→ **REQUISITOS**
[1] Según el pasaje dado, ¿qué afirmación sobre los hombres nunca albergó la ciencia política griega?
[2] ¿Qué adjetivos del pasaje dado remiten a lo religioso? Enuméralos todos tal como aparecen.

→ **PASAJE DADO**
------------------------------------------------------------
Esta tendencia pesimista, que surgió de la comprensión de que el nuevo conocimiento debía ser versado en el mal y que su mayor problema era evitar el infierno, confirma que fue una ciencia poscristiana, más que una inspirada directamente por modelos clásicos. La afirmación de que “todos los hombres son malvados y que darán rienda suelta a la malignidad que hay en ellos cuando se presente la oportunidad”[55] fue una idea que nunca albergó la ciencia política griega y de la cual nunca dudó la doctrina cristiana[56].

 

V. Laicización y razón “católica” de Estado

En este contexto de oposición francesa a un poder imperial que cifraba su legitimidad política en una autoridad que apelaba a argumentos de carácter religioso, la autonomía de lo político no apareció como resultado de una construcción intelectual independiente sino de las exigencias de una propaganda al servicio de una acción militar y política determinada por una atmósfera de hegemonía religiosa en el terreno de la argumentación sobre las realidades temporales.
------------------------------------------------------------
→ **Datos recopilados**

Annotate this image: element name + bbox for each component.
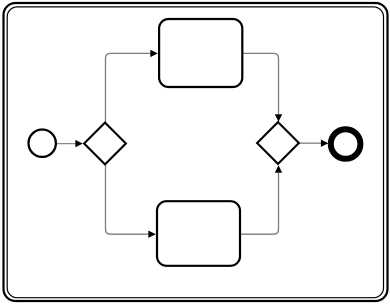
gateway G2 diamond bbox=[257, 122, 299, 164]
wire gateway G1 down to task T2 bbox=[106, 164, 156, 238]
wire gateway G1 up to task T1 bbox=[106, 50, 158, 124]
task T1 rounded rectangle bbox=[159, 19, 242, 87]
gateway G1 diamond bbox=[84, 123, 126, 165]
wire task T2 to gateway G2 bbox=[241, 165, 282, 234]
wire start event to gateway G1 bbox=[56, 140, 83, 147]
start event circle bbox=[29, 130, 56, 157]
end event thick circle bbox=[331, 129, 361, 159]
wire gateway G2 to end event bbox=[299, 140, 328, 147]
task T2 rounded rectangle bbox=[157, 201, 240, 266]
wire task T1 to gateway G2 bbox=[243, 53, 282, 121]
------------------------------------------------------------
→ **RESPUESTAS COMPLETAS**
[1] Que todos los hombres son malvados y que darán rienda suelta a la malignidad que hay en ellos cuando se presente la oportunidad.

[2] poscristiana, cristiana, católica, religioso, religiosa